(begin)

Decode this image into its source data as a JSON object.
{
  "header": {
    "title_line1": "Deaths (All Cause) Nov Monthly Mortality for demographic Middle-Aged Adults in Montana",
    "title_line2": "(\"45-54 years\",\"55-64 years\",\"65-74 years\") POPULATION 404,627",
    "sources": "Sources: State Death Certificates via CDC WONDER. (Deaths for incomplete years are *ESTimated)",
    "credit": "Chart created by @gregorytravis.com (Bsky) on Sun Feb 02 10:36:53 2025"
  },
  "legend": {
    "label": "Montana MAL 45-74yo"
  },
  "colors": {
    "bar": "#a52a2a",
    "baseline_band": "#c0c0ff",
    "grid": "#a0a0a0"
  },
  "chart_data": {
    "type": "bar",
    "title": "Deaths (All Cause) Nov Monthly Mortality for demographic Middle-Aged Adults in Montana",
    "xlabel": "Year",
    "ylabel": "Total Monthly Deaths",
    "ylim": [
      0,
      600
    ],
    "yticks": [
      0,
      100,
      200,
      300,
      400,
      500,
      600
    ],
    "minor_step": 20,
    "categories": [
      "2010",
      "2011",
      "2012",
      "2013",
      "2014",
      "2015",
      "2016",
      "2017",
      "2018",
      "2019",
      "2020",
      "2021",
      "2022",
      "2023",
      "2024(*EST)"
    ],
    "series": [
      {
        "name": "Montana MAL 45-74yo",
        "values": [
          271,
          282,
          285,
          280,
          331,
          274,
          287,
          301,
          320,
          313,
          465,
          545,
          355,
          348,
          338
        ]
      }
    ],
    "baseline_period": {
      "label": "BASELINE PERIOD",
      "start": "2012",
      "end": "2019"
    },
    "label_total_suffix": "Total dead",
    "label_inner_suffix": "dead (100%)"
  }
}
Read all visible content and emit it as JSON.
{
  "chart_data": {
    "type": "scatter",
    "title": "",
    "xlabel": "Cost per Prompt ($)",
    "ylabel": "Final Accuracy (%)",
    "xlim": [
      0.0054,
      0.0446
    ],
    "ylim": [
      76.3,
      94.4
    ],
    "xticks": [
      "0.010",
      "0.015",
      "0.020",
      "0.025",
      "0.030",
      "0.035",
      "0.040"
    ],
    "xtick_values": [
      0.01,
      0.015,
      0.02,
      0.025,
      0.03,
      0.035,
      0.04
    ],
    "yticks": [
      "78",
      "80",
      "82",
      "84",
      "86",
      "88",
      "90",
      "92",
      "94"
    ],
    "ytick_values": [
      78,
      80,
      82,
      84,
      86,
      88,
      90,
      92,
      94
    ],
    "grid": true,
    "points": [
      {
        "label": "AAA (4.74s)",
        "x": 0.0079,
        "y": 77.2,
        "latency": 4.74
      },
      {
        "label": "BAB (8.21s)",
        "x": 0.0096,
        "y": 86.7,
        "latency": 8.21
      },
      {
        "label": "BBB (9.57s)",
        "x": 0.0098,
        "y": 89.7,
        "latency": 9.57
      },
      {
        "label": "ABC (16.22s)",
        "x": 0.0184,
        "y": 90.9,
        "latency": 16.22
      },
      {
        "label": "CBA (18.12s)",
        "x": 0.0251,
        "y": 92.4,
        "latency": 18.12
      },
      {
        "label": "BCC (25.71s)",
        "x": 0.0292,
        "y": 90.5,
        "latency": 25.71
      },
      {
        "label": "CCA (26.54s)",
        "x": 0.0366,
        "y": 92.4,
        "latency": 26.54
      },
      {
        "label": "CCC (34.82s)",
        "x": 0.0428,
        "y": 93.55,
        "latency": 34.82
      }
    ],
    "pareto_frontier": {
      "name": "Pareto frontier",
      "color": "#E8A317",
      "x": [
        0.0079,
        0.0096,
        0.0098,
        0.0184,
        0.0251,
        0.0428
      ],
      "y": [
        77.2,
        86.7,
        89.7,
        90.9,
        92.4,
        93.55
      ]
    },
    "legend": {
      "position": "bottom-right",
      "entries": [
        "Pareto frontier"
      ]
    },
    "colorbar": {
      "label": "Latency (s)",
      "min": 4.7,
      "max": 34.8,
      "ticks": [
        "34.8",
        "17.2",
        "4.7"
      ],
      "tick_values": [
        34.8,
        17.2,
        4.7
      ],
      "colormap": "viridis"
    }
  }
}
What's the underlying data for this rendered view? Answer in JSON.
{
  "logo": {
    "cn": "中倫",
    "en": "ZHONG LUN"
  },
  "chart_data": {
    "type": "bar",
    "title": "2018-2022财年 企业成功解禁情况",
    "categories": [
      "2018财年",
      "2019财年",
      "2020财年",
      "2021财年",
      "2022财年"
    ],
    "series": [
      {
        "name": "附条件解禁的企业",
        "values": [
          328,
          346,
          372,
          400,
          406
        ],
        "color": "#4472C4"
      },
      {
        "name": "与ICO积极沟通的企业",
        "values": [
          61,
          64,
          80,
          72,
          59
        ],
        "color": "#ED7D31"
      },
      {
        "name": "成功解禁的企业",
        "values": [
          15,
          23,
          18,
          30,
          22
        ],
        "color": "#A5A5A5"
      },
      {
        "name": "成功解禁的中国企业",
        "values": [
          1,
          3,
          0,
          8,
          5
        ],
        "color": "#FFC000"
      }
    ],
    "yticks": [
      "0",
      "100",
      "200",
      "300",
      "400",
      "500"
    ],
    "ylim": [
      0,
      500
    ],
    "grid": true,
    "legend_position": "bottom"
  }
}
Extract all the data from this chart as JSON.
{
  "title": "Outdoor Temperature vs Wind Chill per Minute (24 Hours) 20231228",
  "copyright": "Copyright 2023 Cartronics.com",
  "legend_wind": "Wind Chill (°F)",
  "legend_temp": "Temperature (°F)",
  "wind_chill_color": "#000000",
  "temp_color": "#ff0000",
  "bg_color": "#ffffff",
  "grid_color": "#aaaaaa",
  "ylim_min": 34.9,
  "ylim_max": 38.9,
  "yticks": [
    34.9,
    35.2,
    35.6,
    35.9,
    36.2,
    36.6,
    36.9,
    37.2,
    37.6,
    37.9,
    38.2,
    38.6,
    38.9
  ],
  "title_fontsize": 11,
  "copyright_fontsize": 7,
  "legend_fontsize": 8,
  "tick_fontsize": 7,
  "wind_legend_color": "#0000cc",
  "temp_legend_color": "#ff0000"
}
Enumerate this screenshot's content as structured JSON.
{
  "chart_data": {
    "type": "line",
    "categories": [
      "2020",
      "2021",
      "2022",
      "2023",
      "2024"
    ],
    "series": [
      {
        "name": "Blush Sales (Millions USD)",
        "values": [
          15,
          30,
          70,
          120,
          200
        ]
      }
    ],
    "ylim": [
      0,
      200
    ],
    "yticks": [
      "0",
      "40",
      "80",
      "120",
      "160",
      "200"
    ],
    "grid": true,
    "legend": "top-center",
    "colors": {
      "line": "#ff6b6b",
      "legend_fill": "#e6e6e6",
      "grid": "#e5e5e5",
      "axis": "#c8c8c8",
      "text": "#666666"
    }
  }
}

(end)

→ What you are asked to do
Output the full listing exactly as it stands.

→ Result of the task
Decode this image into its source data as a JSON object.
{
  "header": {
    "title_line1": "Deaths (All Cause) Nov Monthly Mortality for demographic Middle-Aged Adults in Montana",
    "title_line2": "(\"45-54 years\",\"55-64 years\",\"65-74 years\") POPULATION 404,627",
    "sources": "Sources: State Death Certificates via CDC WONDER. (Deaths for incomplete years are *ESTimated)",
    "credit": "Chart created by @gregorytravis.com (Bsky) on Sun Feb 02 10:36:53 2025"
  },
  "legend": {
    "label": "Montana MAL 45-74yo"
  },
  "colors": {
    "bar": "#a52a2a",
    "baseline_band": "#c0c0ff",
    "grid": "#a0a0a0"
  },
  "chart_data": {
    "type": "bar",
    "title": "Deaths (All Cause) Nov Monthly Mortality for demographic Middle-Aged Adults in Montana",
    "xlabel": "Year",
    "ylabel": "Total Monthly Deaths",
    "ylim": [
      0,
      600
    ],
    "yticks": [
      0,
      100,
      200,
      300,
      400,
      500,
      600
    ],
    "minor_step": 20,
    "categories": [
      "2010",
      "2011",
      "2012",
      "2013",
      "2014",
      "2015",
      "2016",
      "2017",
      "2018",
      "2019",
      "2020",
      "2021",
      "2022",
      "2023",
      "2024(*EST)"
    ],
    "series": [
      {
        "name": "Montana MAL 45-74yo",
        "values": [
          271,
          282,
          285,
          280,
          331,
          274,
          287,
          301,
          320,
          313,
          465,
          545,
          355,
          348,
          338
        ]
      }
    ],
    "baseline_period": {
      "label": "BASELINE PERIOD",
      "start": "2012",
      "end": "2019"
    },
    "label_total_suffix": "Total dead",
    "label_inner_suffix": "dead (100%)"
  }
}
Read all visible content and emit it as JSON.
{
  "chart_data": {
    "type": "scatter",
    "title": "",
    "xlabel": "Cost per Prompt ($)",
    "ylabel": "Final Accuracy (%)",
    "xlim": [
      0.0054,
      0.0446
    ],
    "ylim": [
      76.3,
      94.4
    ],
    "xticks": [
      "0.010",
      "0.015",
      "0.020",
      "0.025",
      "0.030",
      "0.035",
      "0.040"
    ],
    "xtick_values": [
      0.01,
      0.015,
      0.02,
      0.025,
      0.03,
      0.035,
      0.04
    ],
    "yticks": [
      "78",
      "80",
      "82",
      "84",
      "86",
      "88",
      "90",
      "92",
      "94"
    ],
    "ytick_values": [
      78,
      80,
      82,
      84,
      86,
      88,
      90,
      92,
      94
    ],
    "grid": true,
    "points": [
      {
        "label": "AAA (4.74s)",
        "x": 0.0079,
        "y": 77.2,
        "latency": 4.74
      },
      {
        "label": "BAB (8.21s)",
        "x": 0.0096,
        "y": 86.7,
        "latency": 8.21
      },
      {
        "label": "BBB (9.57s)",
        "x": 0.0098,
        "y": 89.7,
        "latency": 9.57
      },
      {
        "label": "ABC (16.22s)",
        "x": 0.0184,
        "y": 90.9,
        "latency": 16.22
      },
      {
        "label": "CBA (18.12s)",
        "x": 0.0251,
        "y": 92.4,
        "latency": 18.12
      },
      {
        "label": "BCC (25.71s)",
        "x": 0.0292,
        "y": 90.5,
        "latency": 25.71
      },
      {
        "label": "CCA (26.54s)",
        "x": 0.0366,
        "y": 92.4,
        "latency": 26.54
      },
      {
        "label": "CCC (34.82s)",
        "x": 0.0428,
        "y": 93.55,
        "latency": 34.82
      }
    ],
    "pareto_frontier": {
      "name": "Pareto frontier",
      "color": "#E8A317",
      "x": [
        0.0079,
        0.0096,
        0.0098,
        0.0184,
        0.0251,
        0.0428
      ],
      "y": [
        77.2,
        86.7,
        89.7,
        90.9,
        92.4,
        93.55
      ]
    },
    "legend": {
      "position": "bottom-right",
      "entries": [
        "Pareto frontier"
      ]
    },
    "colorbar": {
      "label": "Latency (s)",
      "min": 4.7,
      "max": 34.8,
      "ticks": [
        "34.8",
        "17.2",
        "4.7"
      ],
      "tick_values": [
        34.8,
        17.2,
        4.7
      ],
      "colormap": "viridis"
    }
  }
}
What's the underlying data for this rendered view? Answer in JSON.
{
  "logo": {
    "cn": "中倫",
    "en": "ZHONG LUN"
  },
  "chart_data": {
    "type": "bar",
    "title": "2018-2022财年 企业成功解禁情况",
    "categories": [
      "2018财年",
      "2019财年",
      "2020财年",
      "2021财年",
      "2022财年"
    ],
    "series": [
      {
        "name": "附条件解禁的企业",
        "values": [
          328,
          346,
          372,
          400,
          406
        ],
        "color": "#4472C4"
      },
      {
        "name": "与ICO积极沟通的企业",
        "values": [
          61,
          64,
          80,
          72,
          59
        ],
        "color": "#ED7D31"
      },
      {
        "name": "成功解禁的企业",
        "values": [
          15,
          23,
          18,
          30,
          22
        ],
        "color": "#A5A5A5"
      },
      {
        "name": "成功解禁的中国企业",
        "values": [
          1,
          3,
          0,
          8,
          5
        ],
        "color": "#FFC000"
      }
    ],
    "yticks": [
      "0",
      "100",
      "200",
      "300",
      "400",
      "500"
    ],
    "ylim": [
      0,
      500
    ],
    "grid": true,
    "legend_position": "bottom"
  }
}
Extract all the data from this chart as JSON.
{
  "title": "Outdoor Temperature vs Wind Chill per Minute (24 Hours) 20231228",
  "copyright": "Copyright 2023 Cartronics.com",
  "legend_wind": "Wind Chill (°F)",
  "legend_temp": "Temperature (°F)",
  "wind_chill_color": "#000000",
  "temp_color": "#ff0000",
  "bg_color": "#ffffff",
  "grid_color": "#aaaaaa",
  "ylim_min": 34.9,
  "ylim_max": 38.9,
  "yticks": [
    34.9,
    35.2,
    35.6,
    35.9,
    36.2,
    36.6,
    36.9,
    37.2,
    37.6,
    37.9,
    38.2,
    38.6,
    38.9
  ],
  "title_fontsize": 11,
  "copyright_fontsize": 7,
  "legend_fontsize": 8,
  "tick_fontsize": 7,
  "wind_legend_color": "#0000cc",
  "temp_legend_color": "#ff0000"
}
Enumerate this screenshot's content as structured JSON.
{
  "chart_data": {
    "type": "line",
    "categories": [
      "2020",
      "2021",
      "2022",
      "2023",
      "2024"
    ],
    "series": [
      {
        "name": "Blush Sales (Millions USD)",
        "values": [
          15,
          30,
          70,
          120,
          200
        ]
      }
    ],
    "ylim": [
      0,
      200
    ],
    "yticks": [
      "0",
      "40",
      "80",
      "120",
      "160",
      "200"
    ],
    "grid": true,
    "legend": "top-center",
    "colors": {
      "line": "#ff6b6b",
      "legend_fill": "#e6e6e6",
      "grid": "#e5e5e5",
      "axis": "#c8c8c8",
      "text": "#666666"
    }
  }
}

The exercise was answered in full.